start GIVEN DATA

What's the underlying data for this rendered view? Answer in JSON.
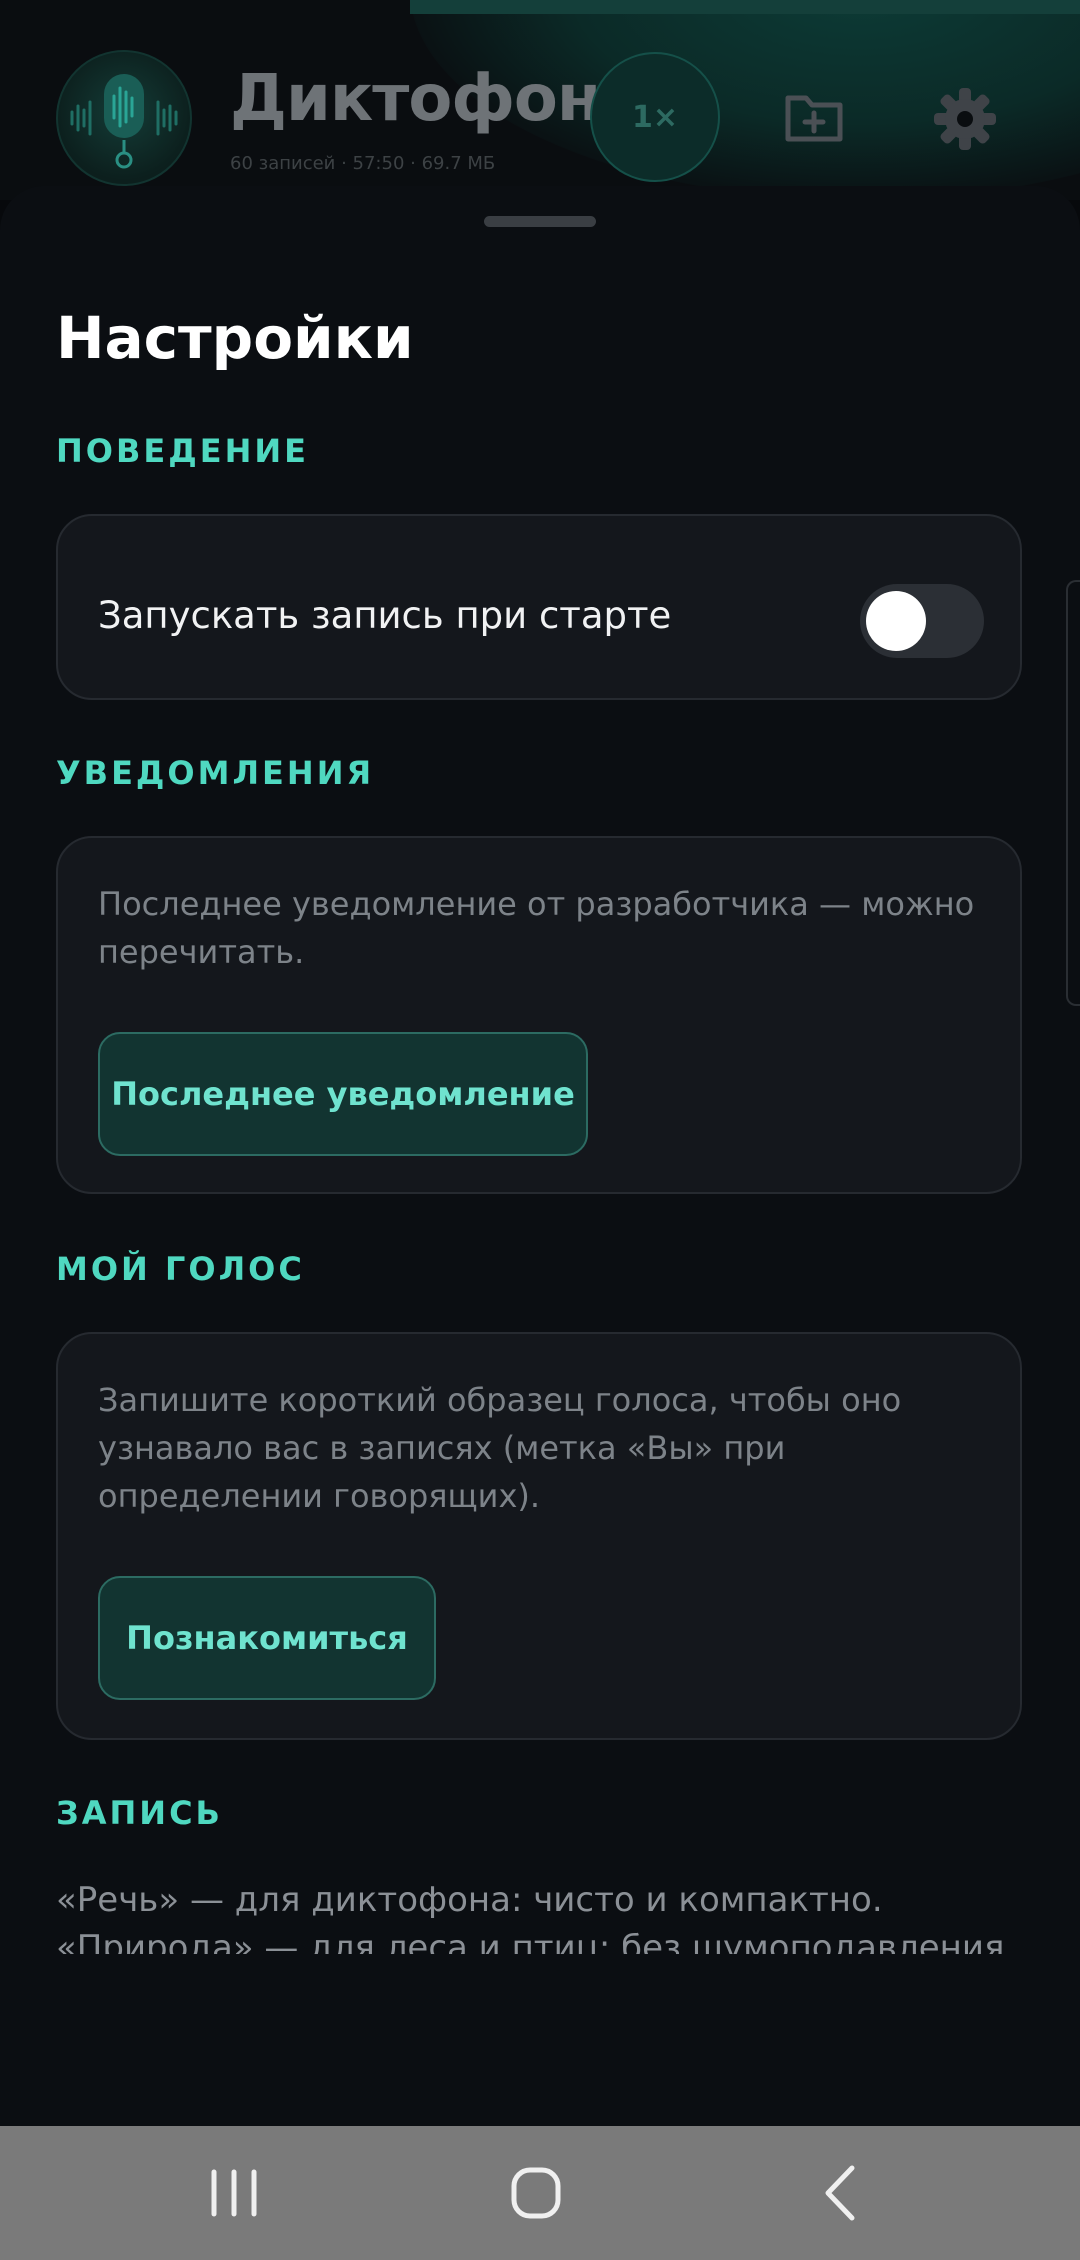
{
  "header": {
    "title": "Диктофон",
    "subtitle": "60 записей · 57:50 · 69.7 МБ",
    "speed": "1×"
  },
  "settings": {
    "title": "Настройки",
    "behavior": {
      "label": "ПОВЕДЕНИЕ",
      "autostart_label": "Запускать запись при старте",
      "autostart_enabled": false
    },
    "notifications": {
      "label": "УВЕДОМЛЕНИЯ",
      "description": "Последнее уведомление от разработчика — можно перечитать.",
      "button": "Последнее уведомление"
    },
    "voice": {
      "label": "МОЙ ГОЛОС",
      "description": "Запишите короткий образец голоса, чтобы оно узнавало вас в записях (метка «Вы» при определении говорящих).",
      "button": "Познакомиться"
    },
    "recording": {
      "label": "ЗАПИСЬ",
      "text_line1": "«Речь» — для диктофона: чисто и компактно.",
      "text_line2": "«Природа» — для леса и птиц: без шумоподавления"
    }
  },
  "colors": {
    "accent": "#4fd8c0",
    "background": "#0b0e12",
    "card": "#14171c"
  },
  "icons": [
    "microphone-logo-icon",
    "folder-add-icon",
    "gear-icon",
    "recent-apps-icon",
    "home-icon",
    "back-icon"
  ]
}
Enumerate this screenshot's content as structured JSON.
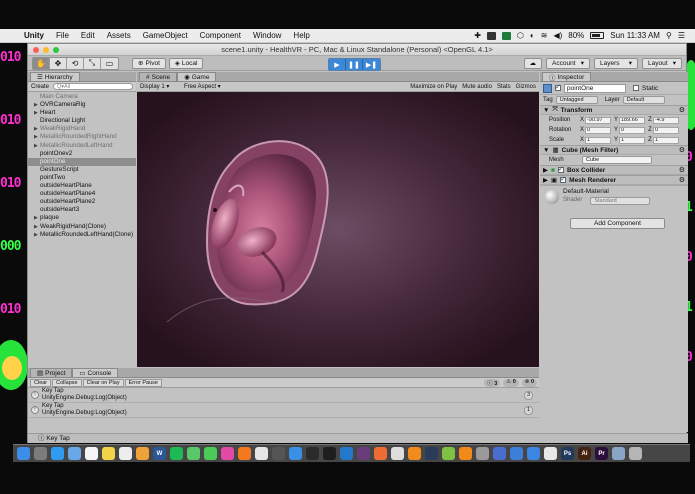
{
  "wallpaper": {
    "left_digits": [
      "010",
      "010",
      "010",
      "000",
      "010",
      "010"
    ],
    "right_digits": [
      "0",
      "1",
      "0",
      "1",
      "0"
    ],
    "left_colors": [
      "#ff2fd0",
      "#ff2fd0",
      "#ff2fd0",
      "#39ff4b",
      "#ff2fd0",
      "#ff2fd0"
    ]
  },
  "menubar": {
    "apple": "",
    "items": [
      "Unity",
      "File",
      "Edit",
      "Assets",
      "GameObject",
      "Component",
      "Window",
      "Help"
    ],
    "battery": "80%",
    "clock": "Sun 11:33 AM"
  },
  "window": {
    "title": "scene1.unity - HealthVR - PC, Mac & Linux Standalone (Personal) <OpenGL 4.1>"
  },
  "toolbar": {
    "tools": [
      "✋",
      "✥",
      "⟲",
      "⤡",
      "▭"
    ],
    "pivot": "Pivot",
    "local": "Local",
    "play": "▶",
    "pause": "❚❚",
    "step": "▶❚",
    "cloud": "☁",
    "account": "Account",
    "layers": "Layers",
    "layout": "Layout"
  },
  "hierarchy": {
    "tab": "Hierarchy",
    "create": "Create",
    "search_placeholder": "Q▾All",
    "items": [
      {
        "label": "Main Camera",
        "dim": true,
        "arrow": ""
      },
      {
        "label": "OVRCameraRig",
        "dim": false,
        "arrow": "▶"
      },
      {
        "label": "Heart",
        "dim": false,
        "arrow": "▶"
      },
      {
        "label": "Directional Light",
        "dim": false,
        "arrow": ""
      },
      {
        "label": "WeakRigidHand",
        "dim": true,
        "arrow": "▶"
      },
      {
        "label": "MetallicRoundedRightHand",
        "dim": true,
        "arrow": "▶"
      },
      {
        "label": "MetallicRoundedLeftHand",
        "dim": true,
        "arrow": "▶"
      },
      {
        "label": "pointOnev2",
        "dim": false,
        "arrow": ""
      },
      {
        "label": "pointOne",
        "dim": false,
        "arrow": "",
        "selected": true
      },
      {
        "label": "GestureScript",
        "dim": false,
        "arrow": ""
      },
      {
        "label": "pointTwo",
        "dim": false,
        "arrow": ""
      },
      {
        "label": "outsideHeartPlane",
        "dim": false,
        "arrow": ""
      },
      {
        "label": "outsideHeartPlane4",
        "dim": false,
        "arrow": ""
      },
      {
        "label": "outsideHeartPlane2",
        "dim": false,
        "arrow": ""
      },
      {
        "label": "outsideHeart3",
        "dim": false,
        "arrow": ""
      },
      {
        "label": "plaque",
        "dim": false,
        "arrow": "▶"
      },
      {
        "label": "WeakRigidHand(Clone)",
        "dim": false,
        "arrow": "▶"
      },
      {
        "label": "MetallicRoundedLeftHand(Clone)",
        "dim": false,
        "arrow": "▶"
      }
    ]
  },
  "view": {
    "tab_scene": "Scene",
    "tab_game": "Game",
    "display": "Display 1",
    "aspect": "Free Aspect",
    "maximize": "Maximize on Play",
    "mute": "Mute audio",
    "stats": "Stats",
    "gizmos": "Gizmos"
  },
  "inspector": {
    "tab": "Inspector",
    "name": "pointOne",
    "static": "Static",
    "tag_label": "Tag",
    "tag": "Untagged",
    "layer_label": "Layer",
    "layer": "Default",
    "transform": {
      "title": "Transform",
      "rows": [
        {
          "label": "Position",
          "x": "-90.97",
          "y": "189.66",
          "z": "-4.9"
        },
        {
          "label": "Rotation",
          "x": "0",
          "y": "0",
          "z": "0"
        },
        {
          "label": "Scale",
          "x": "1",
          "y": "1",
          "z": "1"
        }
      ]
    },
    "mesh_filter": {
      "title": "Cube (Mesh Filter)",
      "mesh_label": "Mesh",
      "mesh": "Cube"
    },
    "box_collider": "Box Collider",
    "mesh_renderer": "Mesh Renderer",
    "material": {
      "name": "Default-Material",
      "shader_label": "Shader",
      "shader": "Standard"
    },
    "add_component": "Add Component"
  },
  "console": {
    "tab_project": "Project",
    "tab_console": "Console",
    "buttons": [
      "Clear",
      "Collapse",
      "Clear on Play",
      "Error Pause"
    ],
    "counts": [
      "3",
      "0",
      "0"
    ],
    "logs": [
      {
        "line1": "Key Tap",
        "line2": "UnityEngine.Debug:Log(Object)",
        "count": "3"
      },
      {
        "line1": "Key Tap",
        "line2": "UnityEngine.Debug:Log(Object)",
        "count": "1"
      }
    ],
    "status": "Key Tap"
  },
  "dock": {
    "icons": [
      {
        "name": "finder-icon",
        "color": "#3d8ee8"
      },
      {
        "name": "launchpad-icon",
        "color": "#7c7c7c"
      },
      {
        "name": "safari-icon",
        "color": "#2e9bf0"
      },
      {
        "name": "mail-icon",
        "color": "#6aa7e8"
      },
      {
        "name": "calendar-icon",
        "color": "#f5f5f5"
      },
      {
        "name": "notes-icon",
        "color": "#f2d34a"
      },
      {
        "name": "reminders-icon",
        "color": "#ededed"
      },
      {
        "name": "photos-icon",
        "color": "#f0a23a"
      },
      {
        "name": "word-icon",
        "color": "#2b5797"
      },
      {
        "name": "spotify-icon",
        "color": "#1db954"
      },
      {
        "name": "messages-icon",
        "color": "#58c86a"
      },
      {
        "name": "facetime-icon",
        "color": "#4ccb5a"
      },
      {
        "name": "itunes-icon",
        "color": "#e24aa8"
      },
      {
        "name": "firefox-icon",
        "color": "#f07a1d"
      },
      {
        "name": "chrome-icon",
        "color": "#e6e6e6"
      },
      {
        "name": "sublime-icon",
        "color": "#555555"
      },
      {
        "name": "appstore-icon",
        "color": "#3a8fe6"
      },
      {
        "name": "github-icon",
        "color": "#2b2b2b"
      },
      {
        "name": "terminal-icon",
        "color": "#1e1e1e"
      },
      {
        "name": "vscode-icon",
        "color": "#2478cc"
      },
      {
        "name": "slack-icon",
        "color": "#6a3c7a"
      },
      {
        "name": "postman-icon",
        "color": "#ef6c35"
      },
      {
        "name": "unity-icon",
        "color": "#dddddd"
      },
      {
        "name": "blender-icon",
        "color": "#f08b1c"
      },
      {
        "name": "steam-icon",
        "color": "#2a3c5a"
      },
      {
        "name": "android-icon",
        "color": "#7fc243"
      },
      {
        "name": "vlc-icon",
        "color": "#f28a1a"
      },
      {
        "name": "oculus-icon",
        "color": "#9a9a9a"
      },
      {
        "name": "finder2-icon",
        "color": "#4a6ecf"
      },
      {
        "name": "xcode-icon",
        "color": "#3c7fd8"
      },
      {
        "name": "dropbox-icon",
        "color": "#3a86e0"
      },
      {
        "name": "chrome2-icon",
        "color": "#e8e8e8"
      },
      {
        "name": "photoshop-icon",
        "color": "#1f3a5a"
      },
      {
        "name": "illustrator-icon",
        "color": "#442210"
      },
      {
        "name": "premiere-icon",
        "color": "#2a0f3c"
      },
      {
        "name": "folder-icon",
        "color": "#8aa6c6"
      },
      {
        "name": "trash-icon",
        "color": "#b5b5b5"
      }
    ],
    "labels": {
      "photoshop-icon": "Ps",
      "illustrator-icon": "Ai",
      "premiere-icon": "Pr",
      "word-icon": "W"
    }
  }
}
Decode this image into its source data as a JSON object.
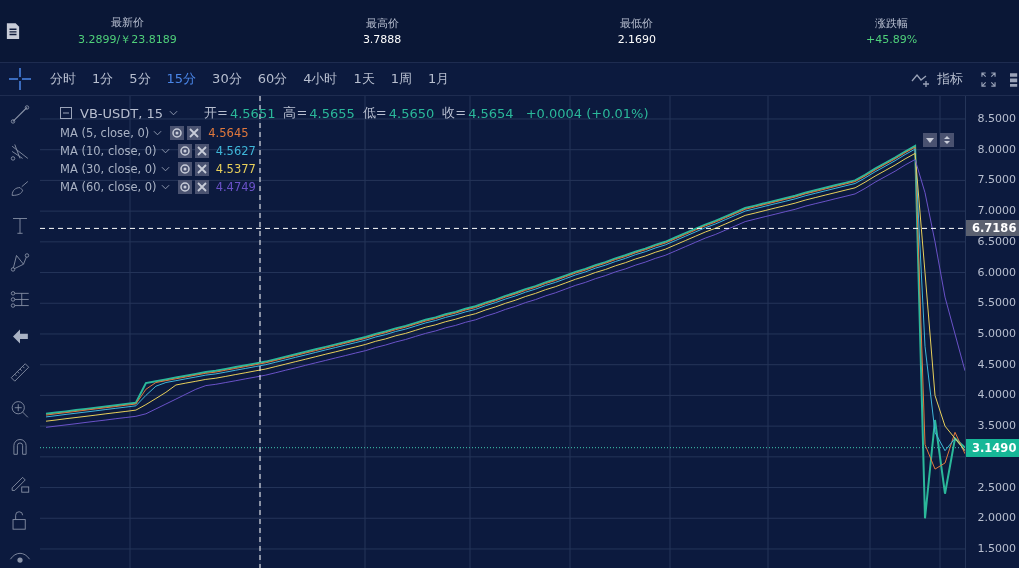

end GIVEN DATA

AIM -> Each line in the listing above that contains "Последнее" should be copied.

THE ANSWER ->
      "description": "Последнее уведомление от разработчика — можно перечитать.",
      "button": "Последнее уведомление"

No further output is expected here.